Nagi@RecipeTinEats says
In just 30 minutes, I’ll be able to have these gorgeous chicken wings? I’m up for it! It is perfectly braised and I’m loving the color 🙂
gloria says
Love these chicken wings look anazing Jasline!!
Jasline N. says
Thank you Gloria!
Raymund says
Looks so sticky delicious!
Jasline N. says
They are indeed! Thanks Raymund!
Zoe (@bake4happykids) says
Hi Jasline,
You just need 30 mins to cook these!!! It’s about the same time that the rice cooker takes to cook a pot of steamed rice… Clearly, this will be a wonderful daily food to cook 😀
Zoe
Jasline N. says
Hi Zoe, yes it certainly will be!
Bam's Kitchen says
Your 3 cups chicken looks finger licking good. Just shared and pinned! I am so glad you reduced the sesame oil from the original recipe amount as it can be quite powerful in a dish. I know you must be missing SG if I am seeing these kind of recipes from your kitchen. Stay strong and if you want to chat send me an e-mail and we can work out a skype session together… Take Care, BAM
Jasline N. says
Hi Bobbi, yes I was also worried the dish will be too oily if I used the same amount of sesame oil. I think I seldom make Chinese recipes in the past because my mom used to make them on weekdays, so I don’t crave for them as much. I’m doing great Bobbi, thank you for the concern! We can defnitely work out a skype session together in the future 🙂
Tasty Eats Ronit Penso says
Looks delicious! 🙂
Jasline N. says
Thanks Ronit!

- - - -

• [To-do list]:
1. Answer these about the comment thread:
(a) How many minutes does Nagi say it takes to have the chicken wings?
(b) Which ingredient is Bam's Kitchen glad Jasline reduced from the original recipe?
(c) What does Zoe compare the cooking time to?
2. Rewrite the stretch of the comment thread that begins with "Nagi@RecipeTinEats says" and ends with "Thank you Gloria!", swapping out "chicken wings" for "pork ribs".
The listing after the comment thread has nothing to do with it.

• [Dataset excerpt]:
- - - -

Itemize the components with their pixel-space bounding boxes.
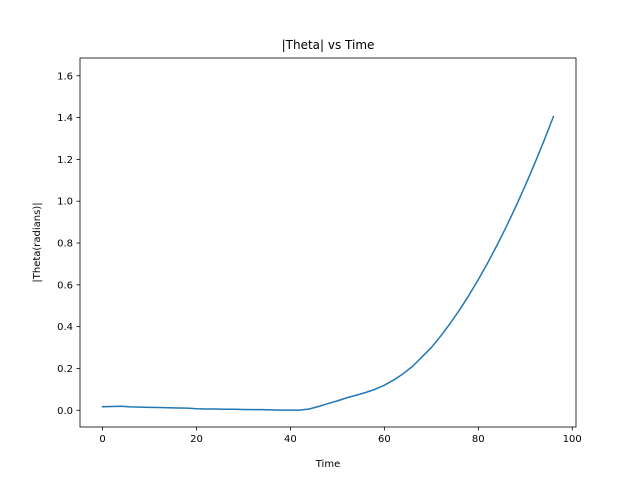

- - - -

• [Set of answers]:
1.
(a) 30 minutes.
(b) The sesame oil.
(c) The time a rice cooker takes to cook a pot of steamed rice.

2.
Nagi@RecipeTinEats says
In just 30 minutes, I’ll be able to have these gorgeous pork ribs? I’m up for it! It is perfectly braised and I’m loving the color 🙂
gloria says
Love these pork ribs look anazing Jasline!!
Jasline N. says
Thank you Gloria!